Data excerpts
###

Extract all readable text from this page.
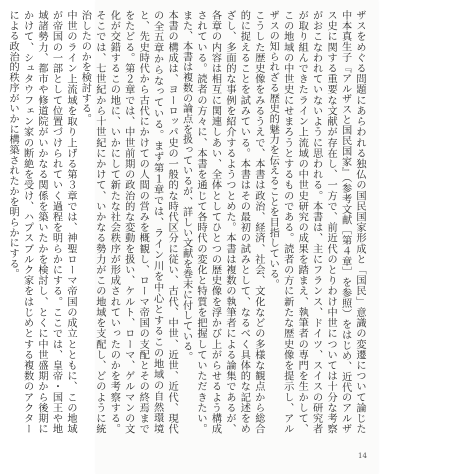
ザスをめぐる問題にあらわれる独仏の国民国家形成と「国民」意識の変遷について論じた中本真生子『アルザスと国民国家』（参考文献［第４章］を参照）をはじめ、近代のアルザス史に関する重要な文献が存在し、一方で、前近代のとりわけ中世については十分な考察がおこなわれていないように思われる。本書は、主にフランス、ドイツ、スイスの研究者が取り組んできたライン上流域の中世史研究の成果を踏まえ、執筆者の専門を生かして、この地域の中世史にせまろうとするものである。読者の方に新たな歴史像を提示し、アルザスの知られざる歴史的魅力を伝えることを目指している。

こうした歴史像をみるうえで、本書は政治、経済、社会、文化などの多様な観点から総合的に捉えることを試みている。本書はその最初の試みとして、なるべく具体的な記述をめざし、多面的な事例を紹介するようつとめた。本書は複数の執筆者による論集であるが、各章の内容は相互に関連しあい、全体としてひとつの歴史像を浮かび上がらせるよう構成されている。読者の方々に、本書を通じて各時代の変化と特質を把握していただきたい。また、本書は複数の論点を扱っているが、詳しい文献を巻末に付している。

本書の構成は、ヨーロッパ史の一般的な時代区分に従い、古代、中世、近世、近代、現代の全五章からなっている。まず第１章では、ライン川を中心とするこの地域の自然環境と、先史時代から古代にかけての人間の営みを概観し、ローマ帝国の支配とその終焉までをたどる。第２章では、中世前期の政治的な変動を扱い、ケルト、ローマ、ゲルマンの文化が交錯するこの地に、いかにして新たな社会秩序が形成されていったのかを考察する。そこでは、七世紀から十世紀にかけて、いかなる勢力がこの地域を支配し、どのように統治したのかを検討する。

中世のライン上流域を取り上げる第３章では、神聖ローマ帝国の成立とともに、この地域が帝国の一部として位置づけられていく過程を明らかにする。ここでは、皇帝・国王や地域諸勢力、都市や修道院がいかなる関係を築いたかを検討し、とくに中世盛期から後期にかけて、シュタウフェン家の断絶を受け、ハプスブルク家をはじめとする複数のアクターによる政治的秩序がいかに構築されたかを明らかにする。

14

###

Give every record back exactly as it reads, with no images.

__ANSWER BELOW__.
Extract all readable text from this page.
ザスをめぐる問題にあらわれる独仏の国民国家形成と「国民」意識の変遷について論じた中本真生子『アルザスと国民国家』（参考文献［第４章］を参照）をはじめ、近代のアルザス史に関する重要な文献が存在し、一方で、前近代のとりわけ中世については十分な考察がおこなわれていないように思われる。本書は、主にフランス、ドイツ、スイスの研究者が取り組んできたライン上流域の中世史研究の成果を踏まえ、執筆者の専門を生かして、この地域の中世史にせまろうとするものである。読者の方に新たな歴史像を提示し、アルザスの知られざる歴史的魅力を伝えることを目指している。

こうした歴史像をみるうえで、本書は政治、経済、社会、文化などの多様な観点から総合的に捉えることを試みている。本書はその最初の試みとして、なるべく具体的な記述をめざし、多面的な事例を紹介するようつとめた。本書は複数の執筆者による論集であるが、各章の内容は相互に関連しあい、全体としてひとつの歴史像を浮かび上がらせるよう構成されている。読者の方々に、本書を通じて各時代の変化と特質を把握していただきたい。また、本書は複数の論点を扱っているが、詳しい文献を巻末に付している。

本書の構成は、ヨーロッパ史の一般的な時代区分に従い、古代、中世、近世、近代、現代の全五章からなっている。まず第１章では、ライン川を中心とするこの地域の自然環境と、先史時代から古代にかけての人間の営みを概観し、ローマ帝国の支配とその終焉までをたどる。第２章では、中世前期の政治的な変動を扱い、ケルト、ローマ、ゲルマンの文化が交錯するこの地に、いかにして新たな社会秩序が形成されていったのかを考察する。そこでは、七世紀から十世紀にかけて、いかなる勢力がこの地域を支配し、どのように統治したのかを検討する。

中世のライン上流域を取り上げる第３章では、神聖ローマ帝国の成立とともに、この地域が帝国の一部として位置づけられていく過程を明らかにする。ここでは、皇帝・国王や地域諸勢力、都市や修道院がいかなる関係を築いたかを検討し、とくに中世盛期から後期にかけて、シュタウフェン家の断絶を受け、ハプスブルク家をはじめとする複数のアクターによる政治的秩序がいかに構築されたかを明らかにする。

14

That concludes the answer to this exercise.